Transcribe the listing verbatim. Do not carry over any pictures.

Dataset records:
## begin
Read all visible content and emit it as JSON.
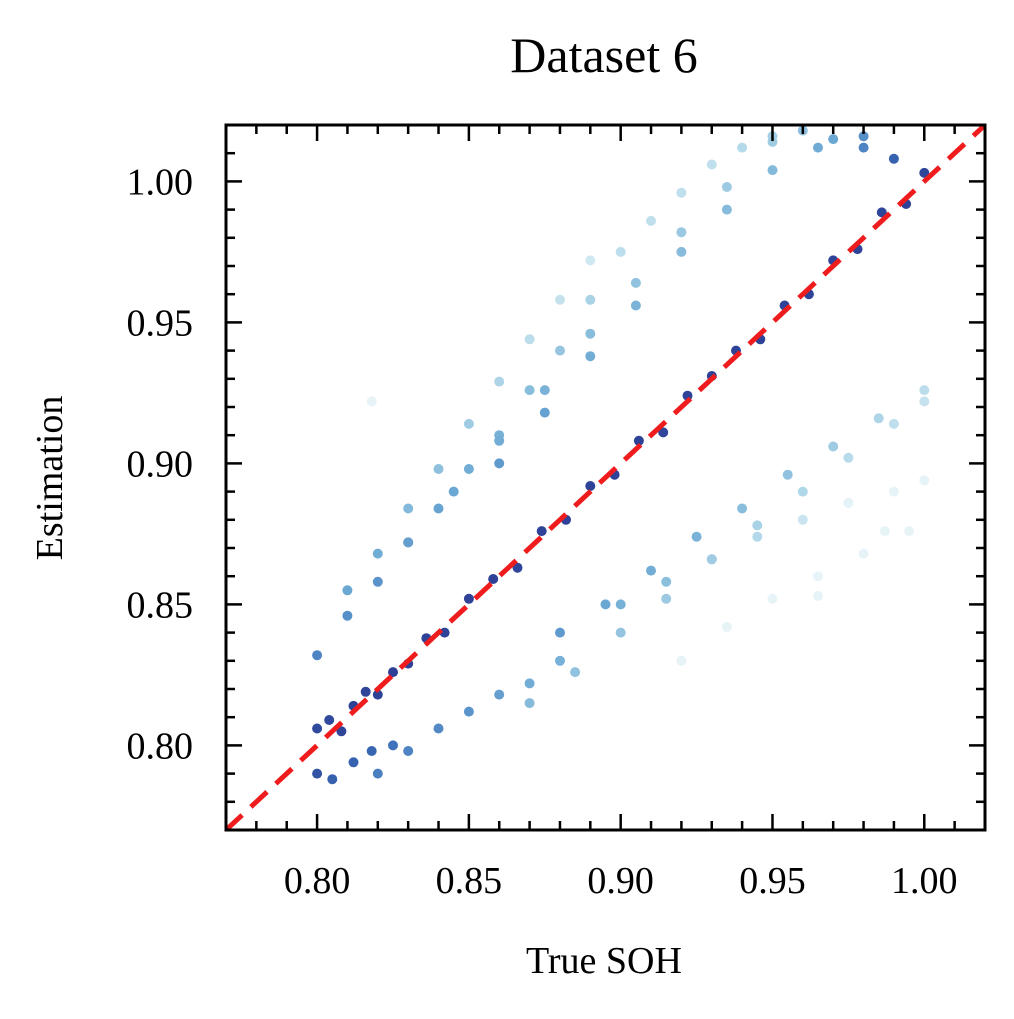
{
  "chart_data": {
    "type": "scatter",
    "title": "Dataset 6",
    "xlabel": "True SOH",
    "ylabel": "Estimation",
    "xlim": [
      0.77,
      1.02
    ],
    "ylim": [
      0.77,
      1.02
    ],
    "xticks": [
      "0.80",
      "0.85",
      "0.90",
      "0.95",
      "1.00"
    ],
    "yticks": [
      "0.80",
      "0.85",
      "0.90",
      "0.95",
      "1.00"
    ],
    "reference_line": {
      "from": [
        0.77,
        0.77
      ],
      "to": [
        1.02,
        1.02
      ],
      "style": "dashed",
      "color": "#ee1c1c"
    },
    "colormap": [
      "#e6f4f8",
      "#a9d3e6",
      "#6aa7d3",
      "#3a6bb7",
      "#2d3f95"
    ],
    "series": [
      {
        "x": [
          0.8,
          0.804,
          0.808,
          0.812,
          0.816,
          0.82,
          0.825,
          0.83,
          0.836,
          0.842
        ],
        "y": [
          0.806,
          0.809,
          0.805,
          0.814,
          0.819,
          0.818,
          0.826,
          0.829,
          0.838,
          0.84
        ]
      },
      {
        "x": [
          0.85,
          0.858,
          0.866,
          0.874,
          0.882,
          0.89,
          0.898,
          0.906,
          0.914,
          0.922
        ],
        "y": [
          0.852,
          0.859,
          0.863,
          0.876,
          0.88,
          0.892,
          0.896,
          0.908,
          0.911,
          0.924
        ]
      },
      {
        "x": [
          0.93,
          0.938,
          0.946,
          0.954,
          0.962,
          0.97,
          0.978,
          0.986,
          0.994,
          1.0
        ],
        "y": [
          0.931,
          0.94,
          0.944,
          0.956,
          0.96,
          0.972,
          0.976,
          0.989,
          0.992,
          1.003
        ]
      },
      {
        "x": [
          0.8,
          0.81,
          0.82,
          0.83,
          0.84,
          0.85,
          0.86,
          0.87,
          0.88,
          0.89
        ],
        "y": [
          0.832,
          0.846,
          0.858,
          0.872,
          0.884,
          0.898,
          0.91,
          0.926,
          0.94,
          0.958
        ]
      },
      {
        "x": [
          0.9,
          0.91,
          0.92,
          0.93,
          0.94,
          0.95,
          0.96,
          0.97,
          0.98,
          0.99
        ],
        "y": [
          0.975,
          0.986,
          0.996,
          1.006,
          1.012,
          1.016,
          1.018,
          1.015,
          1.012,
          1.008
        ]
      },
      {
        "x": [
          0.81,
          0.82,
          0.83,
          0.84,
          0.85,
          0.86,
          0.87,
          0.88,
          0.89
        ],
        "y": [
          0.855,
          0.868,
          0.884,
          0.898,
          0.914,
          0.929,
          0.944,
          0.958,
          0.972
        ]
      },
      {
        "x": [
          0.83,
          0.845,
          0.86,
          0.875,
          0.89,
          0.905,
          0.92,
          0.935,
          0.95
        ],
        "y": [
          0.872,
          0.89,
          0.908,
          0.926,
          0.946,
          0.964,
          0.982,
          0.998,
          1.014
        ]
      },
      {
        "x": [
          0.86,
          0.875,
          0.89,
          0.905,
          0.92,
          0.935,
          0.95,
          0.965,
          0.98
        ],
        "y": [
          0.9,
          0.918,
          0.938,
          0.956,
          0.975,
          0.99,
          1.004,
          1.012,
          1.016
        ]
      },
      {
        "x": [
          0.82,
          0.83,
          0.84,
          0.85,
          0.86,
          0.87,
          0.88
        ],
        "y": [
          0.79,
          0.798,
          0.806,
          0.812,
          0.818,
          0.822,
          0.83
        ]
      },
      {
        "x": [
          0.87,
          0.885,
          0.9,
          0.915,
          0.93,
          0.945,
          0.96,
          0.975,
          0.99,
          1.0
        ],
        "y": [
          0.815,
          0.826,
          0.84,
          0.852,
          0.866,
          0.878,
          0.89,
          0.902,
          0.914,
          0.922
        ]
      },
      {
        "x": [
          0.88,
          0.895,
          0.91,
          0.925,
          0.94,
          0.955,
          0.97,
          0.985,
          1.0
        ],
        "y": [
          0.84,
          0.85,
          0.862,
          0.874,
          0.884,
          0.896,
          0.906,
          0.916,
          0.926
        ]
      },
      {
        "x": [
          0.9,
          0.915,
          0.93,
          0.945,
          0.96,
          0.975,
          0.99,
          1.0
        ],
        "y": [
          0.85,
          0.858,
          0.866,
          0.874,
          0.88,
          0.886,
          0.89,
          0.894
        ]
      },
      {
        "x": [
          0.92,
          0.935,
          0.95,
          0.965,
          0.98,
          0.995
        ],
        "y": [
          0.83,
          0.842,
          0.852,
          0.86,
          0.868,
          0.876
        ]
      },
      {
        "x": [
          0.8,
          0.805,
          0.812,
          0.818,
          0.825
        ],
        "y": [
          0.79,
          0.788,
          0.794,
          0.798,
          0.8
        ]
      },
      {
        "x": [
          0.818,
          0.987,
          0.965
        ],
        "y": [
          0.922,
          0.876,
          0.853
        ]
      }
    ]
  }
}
## end
■ **Response for this exercise**:
Read all visible content and emit it as JSON.
{
  "chart_data": {
    "type": "scatter",
    "title": "Dataset 6",
    "xlabel": "True SOH",
    "ylabel": "Estimation",
    "xlim": [
      0.77,
      1.02
    ],
    "ylim": [
      0.77,
      1.02
    ],
    "xticks": [
      "0.80",
      "0.85",
      "0.90",
      "0.95",
      "1.00"
    ],
    "yticks": [
      "0.80",
      "0.85",
      "0.90",
      "0.95",
      "1.00"
    ],
    "reference_line": {
      "from": [
        0.77,
        0.77
      ],
      "to": [
        1.02,
        1.02
      ],
      "style": "dashed",
      "color": "#ee1c1c"
    },
    "colormap": [
      "#e6f4f8",
      "#a9d3e6",
      "#6aa7d3",
      "#3a6bb7",
      "#2d3f95"
    ],
    "series": [
      {
        "x": [
          0.8,
          0.804,
          0.808,
          0.812,
          0.816,
          0.82,
          0.825,
          0.83,
          0.836,
          0.842
        ],
        "y": [
          0.806,
          0.809,
          0.805,
          0.814,
          0.819,
          0.818,
          0.826,
          0.829,
          0.838,
          0.84
        ]
      },
      {
        "x": [
          0.85,
          0.858,
          0.866,
          0.874,
          0.882,
          0.89,
          0.898,
          0.906,
          0.914,
          0.922
        ],
        "y": [
          0.852,
          0.859,
          0.863,
          0.876,
          0.88,
          0.892,
          0.896,
          0.908,
          0.911,
          0.924
        ]
      },
      {
        "x": [
          0.93,
          0.938,
          0.946,
          0.954,
          0.962,
          0.97,
          0.978,
          0.986,
          0.994,
          1.0
        ],
        "y": [
          0.931,
          0.94,
          0.944,
          0.956,
          0.96,
          0.972,
          0.976,
          0.989,
          0.992,
          1.003
        ]
      },
      {
        "x": [
          0.8,
          0.81,
          0.82,
          0.83,
          0.84,
          0.85,
          0.86,
          0.87,
          0.88,
          0.89
        ],
        "y": [
          0.832,
          0.846,
          0.858,
          0.872,
          0.884,
          0.898,
          0.91,
          0.926,
          0.94,
          0.958
        ]
      },
      {
        "x": [
          0.9,
          0.91,
          0.92,
          0.93,
          0.94,
          0.95,
          0.96,
          0.97,
          0.98,
          0.99
        ],
        "y": [
          0.975,
          0.986,
          0.996,
          1.006,
          1.012,
          1.016,
          1.018,
          1.015,
          1.012,
          1.008
        ]
      },
      {
        "x": [
          0.81,
          0.82,
          0.83,
          0.84,
          0.85,
          0.86,
          0.87,
          0.88,
          0.89
        ],
        "y": [
          0.855,
          0.868,
          0.884,
          0.898,
          0.914,
          0.929,
          0.944,
          0.958,
          0.972
        ]
      },
      {
        "x": [
          0.83,
          0.845,
          0.86,
          0.875,
          0.89,
          0.905,
          0.92,
          0.935,
          0.95
        ],
        "y": [
          0.872,
          0.89,
          0.908,
          0.926,
          0.946,
          0.964,
          0.982,
          0.998,
          1.014
        ]
      },
      {
        "x": [
          0.86,
          0.875,
          0.89,
          0.905,
          0.92,
          0.935,
          0.95,
          0.965,
          0.98
        ],
        "y": [
          0.9,
          0.918,
          0.938,
          0.956,
          0.975,
          0.99,
          1.004,
          1.012,
          1.016
        ]
      },
      {
        "x": [
          0.82,
          0.83,
          0.84,
          0.85,
          0.86,
          0.87,
          0.88
        ],
        "y": [
          0.79,
          0.798,
          0.806,
          0.812,
          0.818,
          0.822,
          0.83
        ]
      },
      {
        "x": [
          0.87,
          0.885,
          0.9,
          0.915,
          0.93,
          0.945,
          0.96,
          0.975,
          0.99,
          1.0
        ],
        "y": [
          0.815,
          0.826,
          0.84,
          0.852,
          0.866,
          0.878,
          0.89,
          0.902,
          0.914,
          0.922
        ]
      },
      {
        "x": [
          0.88,
          0.895,
          0.91,
          0.925,
          0.94,
          0.955,
          0.97,
          0.985,
          1.0
        ],
        "y": [
          0.84,
          0.85,
          0.862,
          0.874,
          0.884,
          0.896,
          0.906,
          0.916,
          0.926
        ]
      },
      {
        "x": [
          0.9,
          0.915,
          0.93,
          0.945,
          0.96,
          0.975,
          0.99,
          1.0
        ],
        "y": [
          0.85,
          0.858,
          0.866,
          0.874,
          0.88,
          0.886,
          0.89,
          0.894
        ]
      },
      {
        "x": [
          0.92,
          0.935,
          0.95,
          0.965,
          0.98,
          0.995
        ],
        "y": [
          0.83,
          0.842,
          0.852,
          0.86,
          0.868,
          0.876
        ]
      },
      {
        "x": [
          0.8,
          0.805,
          0.812,
          0.818,
          0.825
        ],
        "y": [
          0.79,
          0.788,
          0.794,
          0.798,
          0.8
        ]
      },
      {
        "x": [
          0.818,
          0.987,
          0.965
        ],
        "y": [
          0.922,
          0.876,
          0.853
        ]
      }
    ]
  }
}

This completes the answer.